* _PROBLEM TO WORK ON_
Return the records, each one exactly as written.

Excerpt from a dataset:

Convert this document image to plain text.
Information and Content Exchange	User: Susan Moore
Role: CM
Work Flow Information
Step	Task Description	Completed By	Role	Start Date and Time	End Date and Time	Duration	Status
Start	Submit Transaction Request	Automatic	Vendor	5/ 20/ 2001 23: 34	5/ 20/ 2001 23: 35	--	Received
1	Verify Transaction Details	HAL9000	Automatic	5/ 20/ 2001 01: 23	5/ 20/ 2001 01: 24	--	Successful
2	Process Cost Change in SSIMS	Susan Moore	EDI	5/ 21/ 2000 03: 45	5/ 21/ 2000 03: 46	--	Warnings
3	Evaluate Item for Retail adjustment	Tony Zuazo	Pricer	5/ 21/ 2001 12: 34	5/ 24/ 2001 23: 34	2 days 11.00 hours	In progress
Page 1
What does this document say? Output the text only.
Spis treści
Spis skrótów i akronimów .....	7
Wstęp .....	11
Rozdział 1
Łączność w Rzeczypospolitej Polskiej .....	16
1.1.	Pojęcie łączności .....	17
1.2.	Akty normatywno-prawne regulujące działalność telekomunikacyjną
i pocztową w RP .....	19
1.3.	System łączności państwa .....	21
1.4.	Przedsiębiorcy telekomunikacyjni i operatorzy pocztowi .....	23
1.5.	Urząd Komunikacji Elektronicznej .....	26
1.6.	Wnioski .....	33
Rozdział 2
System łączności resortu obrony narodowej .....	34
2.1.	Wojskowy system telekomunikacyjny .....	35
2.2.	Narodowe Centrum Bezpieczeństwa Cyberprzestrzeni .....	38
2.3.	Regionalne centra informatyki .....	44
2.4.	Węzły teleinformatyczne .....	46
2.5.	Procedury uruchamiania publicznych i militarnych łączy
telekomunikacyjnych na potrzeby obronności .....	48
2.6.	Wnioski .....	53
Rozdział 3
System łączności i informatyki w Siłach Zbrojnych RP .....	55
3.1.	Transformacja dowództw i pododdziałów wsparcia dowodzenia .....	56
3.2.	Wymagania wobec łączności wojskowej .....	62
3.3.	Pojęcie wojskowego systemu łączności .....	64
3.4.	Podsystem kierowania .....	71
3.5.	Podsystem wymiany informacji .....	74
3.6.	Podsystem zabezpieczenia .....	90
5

* _RESPONSE TO THIS TASK_
Convert this document image to plain text.
Information and Content Exchange	User: Susan Moore
Role: CM
Work Flow Information
Step	Task Description	Completed By	Role	Start Date and Time	End Date and Time	Duration	Status
Start	Submit Transaction Request	Automatic	Vendor	5/ 20/ 2001 23: 34	5/ 20/ 2001 23: 35	--	Received
1	Verify Transaction Details	HAL9000	Automatic	5/ 20/ 2001 01: 23	5/ 20/ 2001 01: 24	--	Successful
2	Process Cost Change in SSIMS	Susan Moore	EDI	5/ 21/ 2000 03: 45	5/ 21/ 2000 03: 46	--	Warnings
3	Evaluate Item for Retail adjustment	Tony Zuazo	Pricer	5/ 21/ 2001 12: 34	5/ 24/ 2001 23: 34	2 days 11.00 hours	In progress
Page 1
What does this document say? Output the text only.
Spis treści
Spis skrótów i akronimów .....	7
Wstęp .....	11
Rozdział 1
Łączność w Rzeczypospolitej Polskiej .....	16
1.1.	Pojęcie łączności .....	17
1.2.	Akty normatywno-prawne regulujące działalność telekomunikacyjną
i pocztową w RP .....	19
1.3.	System łączności państwa .....	21
1.4.	Przedsiębiorcy telekomunikacyjni i operatorzy pocztowi .....	23
1.5.	Urząd Komunikacji Elektronicznej .....	26
1.6.	Wnioski .....	33
Rozdział 2
System łączności resortu obrony narodowej .....	34
2.1.	Wojskowy system telekomunikacyjny .....	35
2.2.	Narodowe Centrum Bezpieczeństwa Cyberprzestrzeni .....	38
2.3.	Regionalne centra informatyki .....	44
2.4.	Węzły teleinformatyczne .....	46
2.5.	Procedury uruchamiania publicznych i militarnych łączy
telekomunikacyjnych na potrzeby obronności .....	48
2.6.	Wnioski .....	53
Rozdział 3
System łączności i informatyki w Siłach Zbrojnych RP .....	55
3.1.	Transformacja dowództw i pododdziałów wsparcia dowodzenia .....	56
3.2.	Wymagania wobec łączności wojskowej .....	62
3.3.	Pojęcie wojskowego systemu łączności .....	64
3.4.	Podsystem kierowania .....	71
3.5.	Podsystem wymiany informacji .....	74
3.6.	Podsystem zabezpieczenia .....	90
5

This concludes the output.